Given exercise:
Each record below must be returned exactly as shown.
[start of Records shown]
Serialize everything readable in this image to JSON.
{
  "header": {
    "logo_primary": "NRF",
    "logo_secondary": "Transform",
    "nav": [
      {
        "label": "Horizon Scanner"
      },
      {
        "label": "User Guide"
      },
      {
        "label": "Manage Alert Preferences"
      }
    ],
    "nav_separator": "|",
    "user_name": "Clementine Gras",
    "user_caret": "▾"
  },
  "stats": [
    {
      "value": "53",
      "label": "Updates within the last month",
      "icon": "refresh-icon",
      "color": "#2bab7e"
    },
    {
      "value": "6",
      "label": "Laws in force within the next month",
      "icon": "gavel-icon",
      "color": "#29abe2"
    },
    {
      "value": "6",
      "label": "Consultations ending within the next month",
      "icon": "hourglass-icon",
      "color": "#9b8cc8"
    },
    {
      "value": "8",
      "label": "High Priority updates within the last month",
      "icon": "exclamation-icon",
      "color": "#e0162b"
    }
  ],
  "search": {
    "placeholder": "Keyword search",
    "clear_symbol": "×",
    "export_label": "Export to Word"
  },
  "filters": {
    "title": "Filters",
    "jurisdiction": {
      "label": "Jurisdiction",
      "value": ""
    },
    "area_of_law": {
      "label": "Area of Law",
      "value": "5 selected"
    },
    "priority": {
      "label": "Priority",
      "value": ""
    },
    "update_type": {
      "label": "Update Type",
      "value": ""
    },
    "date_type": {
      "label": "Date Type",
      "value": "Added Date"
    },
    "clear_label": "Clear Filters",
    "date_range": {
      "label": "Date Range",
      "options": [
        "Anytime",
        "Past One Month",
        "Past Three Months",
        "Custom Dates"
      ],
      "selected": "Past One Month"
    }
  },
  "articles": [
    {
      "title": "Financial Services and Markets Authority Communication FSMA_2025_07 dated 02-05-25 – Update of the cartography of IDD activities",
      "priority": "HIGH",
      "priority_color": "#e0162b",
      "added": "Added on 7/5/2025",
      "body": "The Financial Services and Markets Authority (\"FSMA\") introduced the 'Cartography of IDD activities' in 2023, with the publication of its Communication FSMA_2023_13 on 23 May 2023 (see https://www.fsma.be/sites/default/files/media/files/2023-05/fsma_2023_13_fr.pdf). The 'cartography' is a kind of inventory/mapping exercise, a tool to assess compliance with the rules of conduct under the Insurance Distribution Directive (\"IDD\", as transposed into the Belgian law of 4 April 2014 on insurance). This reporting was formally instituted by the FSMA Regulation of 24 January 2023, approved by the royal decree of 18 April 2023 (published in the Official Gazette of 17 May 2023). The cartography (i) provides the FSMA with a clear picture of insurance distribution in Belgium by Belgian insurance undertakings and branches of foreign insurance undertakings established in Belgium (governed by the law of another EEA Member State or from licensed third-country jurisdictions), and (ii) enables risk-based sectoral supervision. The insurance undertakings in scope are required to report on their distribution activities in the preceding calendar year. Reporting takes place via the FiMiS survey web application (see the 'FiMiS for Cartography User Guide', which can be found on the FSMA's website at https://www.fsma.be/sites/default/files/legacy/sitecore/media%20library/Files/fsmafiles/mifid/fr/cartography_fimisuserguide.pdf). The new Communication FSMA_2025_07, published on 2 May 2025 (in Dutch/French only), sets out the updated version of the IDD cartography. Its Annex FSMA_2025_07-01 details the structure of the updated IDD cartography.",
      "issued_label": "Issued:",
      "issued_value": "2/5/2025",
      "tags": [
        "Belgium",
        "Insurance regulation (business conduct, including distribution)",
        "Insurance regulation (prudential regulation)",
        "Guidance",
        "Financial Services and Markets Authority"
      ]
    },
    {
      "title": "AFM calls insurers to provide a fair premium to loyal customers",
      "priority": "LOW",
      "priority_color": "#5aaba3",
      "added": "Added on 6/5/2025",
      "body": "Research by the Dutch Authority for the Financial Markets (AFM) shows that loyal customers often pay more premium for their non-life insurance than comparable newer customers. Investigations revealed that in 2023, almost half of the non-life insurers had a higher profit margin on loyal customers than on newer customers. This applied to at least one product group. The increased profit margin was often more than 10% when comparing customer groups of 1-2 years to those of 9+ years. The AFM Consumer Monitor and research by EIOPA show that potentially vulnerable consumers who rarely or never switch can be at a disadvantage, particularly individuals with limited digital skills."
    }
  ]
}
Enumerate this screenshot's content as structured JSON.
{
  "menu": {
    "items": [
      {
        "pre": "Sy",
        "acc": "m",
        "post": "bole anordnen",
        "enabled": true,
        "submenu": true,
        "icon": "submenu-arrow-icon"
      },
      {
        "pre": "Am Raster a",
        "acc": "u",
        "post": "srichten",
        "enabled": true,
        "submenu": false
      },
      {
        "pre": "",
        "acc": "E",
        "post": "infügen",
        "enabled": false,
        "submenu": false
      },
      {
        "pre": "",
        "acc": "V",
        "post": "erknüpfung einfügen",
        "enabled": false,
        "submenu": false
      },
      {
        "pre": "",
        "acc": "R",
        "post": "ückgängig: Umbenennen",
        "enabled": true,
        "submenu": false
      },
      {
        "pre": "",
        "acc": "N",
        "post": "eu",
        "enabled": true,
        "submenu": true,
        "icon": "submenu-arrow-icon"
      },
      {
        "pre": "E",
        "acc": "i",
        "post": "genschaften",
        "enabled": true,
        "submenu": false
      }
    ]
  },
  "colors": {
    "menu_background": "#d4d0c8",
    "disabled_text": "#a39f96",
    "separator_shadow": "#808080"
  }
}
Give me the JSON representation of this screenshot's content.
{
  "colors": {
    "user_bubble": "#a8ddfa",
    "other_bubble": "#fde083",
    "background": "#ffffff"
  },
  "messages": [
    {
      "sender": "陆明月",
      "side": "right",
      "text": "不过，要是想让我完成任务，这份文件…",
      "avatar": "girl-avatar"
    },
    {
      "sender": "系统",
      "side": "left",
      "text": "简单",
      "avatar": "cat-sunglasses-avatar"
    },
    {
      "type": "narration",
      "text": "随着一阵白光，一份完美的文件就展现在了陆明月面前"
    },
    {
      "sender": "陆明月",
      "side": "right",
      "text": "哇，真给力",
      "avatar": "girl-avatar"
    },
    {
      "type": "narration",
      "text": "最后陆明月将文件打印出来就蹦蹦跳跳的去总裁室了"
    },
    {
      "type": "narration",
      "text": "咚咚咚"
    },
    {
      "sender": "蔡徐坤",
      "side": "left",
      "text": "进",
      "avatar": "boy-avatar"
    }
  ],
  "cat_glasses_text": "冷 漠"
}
[end of Records shown]
Task answer:
Serialize everything readable in this image to JSON.
{
  "header": {
    "logo_primary": "NRF",
    "logo_secondary": "Transform",
    "nav": [
      {
        "label": "Horizon Scanner"
      },
      {
        "label": "User Guide"
      },
      {
        "label": "Manage Alert Preferences"
      }
    ],
    "nav_separator": "|",
    "user_name": "Clementine Gras",
    "user_caret": "▾"
  },
  "stats": [
    {
      "value": "53",
      "label": "Updates within the last month",
      "icon": "refresh-icon",
      "color": "#2bab7e"
    },
    {
      "value": "6",
      "label": "Laws in force within the next month",
      "icon": "gavel-icon",
      "color": "#29abe2"
    },
    {
      "value": "6",
      "label": "Consultations ending within the next month",
      "icon": "hourglass-icon",
      "color": "#9b8cc8"
    },
    {
      "value": "8",
      "label": "High Priority updates within the last month",
      "icon": "exclamation-icon",
      "color": "#e0162b"
    }
  ],
  "search": {
    "placeholder": "Keyword search",
    "clear_symbol": "×",
    "export_label": "Export to Word"
  },
  "filters": {
    "title": "Filters",
    "jurisdiction": {
      "label": "Jurisdiction",
      "value": ""
    },
    "area_of_law": {
      "label": "Area of Law",
      "value": "5 selected"
    },
    "priority": {
      "label": "Priority",
      "value": ""
    },
    "update_type": {
      "label": "Update Type",
      "value": ""
    },
    "date_type": {
      "label": "Date Type",
      "value": "Added Date"
    },
    "clear_label": "Clear Filters",
    "date_range": {
      "label": "Date Range",
      "options": [
        "Anytime",
        "Past One Month",
        "Past Three Months",
        "Custom Dates"
      ],
      "selected": "Past One Month"
    }
  },
  "articles": [
    {
      "title": "Financial Services and Markets Authority Communication FSMA_2025_07 dated 02-05-25 – Update of the cartography of IDD activities",
      "priority": "HIGH",
      "priority_color": "#e0162b",
      "added": "Added on 7/5/2025",
      "body": "The Financial Services and Markets Authority (\"FSMA\") introduced the 'Cartography of IDD activities' in 2023, with the publication of its Communication FSMA_2023_13 on 23 May 2023 (see https://www.fsma.be/sites/default/files/media/files/2023-05/fsma_2023_13_fr.pdf). The 'cartography' is a kind of inventory/mapping exercise, a tool to assess compliance with the rules of conduct under the Insurance Distribution Directive (\"IDD\", as transposed into the Belgian law of 4 April 2014 on insurance). This reporting was formally instituted by the FSMA Regulation of 24 January 2023, approved by the royal decree of 18 April 2023 (published in the Official Gazette of 17 May 2023). The cartography (i) provides the FSMA with a clear picture of insurance distribution in Belgium by Belgian insurance undertakings and branches of foreign insurance undertakings established in Belgium (governed by the law of another EEA Member State or from licensed third-country jurisdictions), and (ii) enables risk-based sectoral supervision. The insurance undertakings in scope are required to report on their distribution activities in the preceding calendar year. Reporting takes place via the FiMiS survey web application (see the 'FiMiS for Cartography User Guide', which can be found on the FSMA's website at https://www.fsma.be/sites/default/files/legacy/sitecore/media%20library/Files/fsmafiles/mifid/fr/cartography_fimisuserguide.pdf). The new Communication FSMA_2025_07, published on 2 May 2025 (in Dutch/French only), sets out the updated version of the IDD cartography. Its Annex FSMA_2025_07-01 details the structure of the updated IDD cartography.",
      "issued_label": "Issued:",
      "issued_value": "2/5/2025",
      "tags": [
        "Belgium",
        "Insurance regulation (business conduct, including distribution)",
        "Insurance regulation (prudential regulation)",
        "Guidance",
        "Financial Services and Markets Authority"
      ]
    },
    {
      "title": "AFM calls insurers to provide a fair premium to loyal customers",
      "priority": "LOW",
      "priority_color": "#5aaba3",
      "added": "Added on 6/5/2025",
      "body": "Research by the Dutch Authority for the Financial Markets (AFM) shows that loyal customers often pay more premium for their non-life insurance than comparable newer customers. Investigations revealed that in 2023, almost half of the non-life insurers had a higher profit margin on loyal customers than on newer customers. This applied to at least one product group. The increased profit margin was often more than 10% when comparing customer groups of 1-2 years to those of 9+ years. The AFM Consumer Monitor and research by EIOPA show that potentially vulnerable consumers who rarely or never switch can be at a disadvantage, particularly individuals with limited digital skills."
    }
  ]
}
Enumerate this screenshot's content as structured JSON.
{
  "menu": {
    "items": [
      {
        "pre": "Sy",
        "acc": "m",
        "post": "bole anordnen",
        "enabled": true,
        "submenu": true,
        "icon": "submenu-arrow-icon"
      },
      {
        "pre": "Am Raster a",
        "acc": "u",
        "post": "srichten",
        "enabled": true,
        "submenu": false
      },
      {
        "pre": "",
        "acc": "E",
        "post": "infügen",
        "enabled": false,
        "submenu": false
      },
      {
        "pre": "",
        "acc": "V",
        "post": "erknüpfung einfügen",
        "enabled": false,
        "submenu": false
      },
      {
        "pre": "",
        "acc": "R",
        "post": "ückgängig: Umbenennen",
        "enabled": true,
        "submenu": false
      },
      {
        "pre": "",
        "acc": "N",
        "post": "eu",
        "enabled": true,
        "submenu": true,
        "icon": "submenu-arrow-icon"
      },
      {
        "pre": "E",
        "acc": "i",
        "post": "genschaften",
        "enabled": true,
        "submenu": false
      }
    ]
  },
  "colors": {
    "menu_background": "#d4d0c8",
    "disabled_text": "#a39f96",
    "separator_shadow": "#808080"
  }
}
Give me the JSON representation of this screenshot's content.
{
  "colors": {
    "user_bubble": "#a8ddfa",
    "other_bubble": "#fde083",
    "background": "#ffffff"
  },
  "messages": [
    {
      "sender": "陆明月",
      "side": "right",
      "text": "不过，要是想让我完成任务，这份文件…",
      "avatar": "girl-avatar"
    },
    {
      "sender": "系统",
      "side": "left",
      "text": "简单",
      "avatar": "cat-sunglasses-avatar"
    },
    {
      "type": "narration",
      "text": "随着一阵白光，一份完美的文件就展现在了陆明月面前"
    },
    {
      "sender": "陆明月",
      "side": "right",
      "text": "哇，真给力",
      "avatar": "girl-avatar"
    },
    {
      "type": "narration",
      "text": "最后陆明月将文件打印出来就蹦蹦跳跳的去总裁室了"
    },
    {
      "type": "narration",
      "text": "咚咚咚"
    },
    {
      "sender": "蔡徐坤",
      "side": "left",
      "text": "进",
      "avatar": "boy-avatar"
    }
  ],
  "cat_glasses_text": "冷 漠"
}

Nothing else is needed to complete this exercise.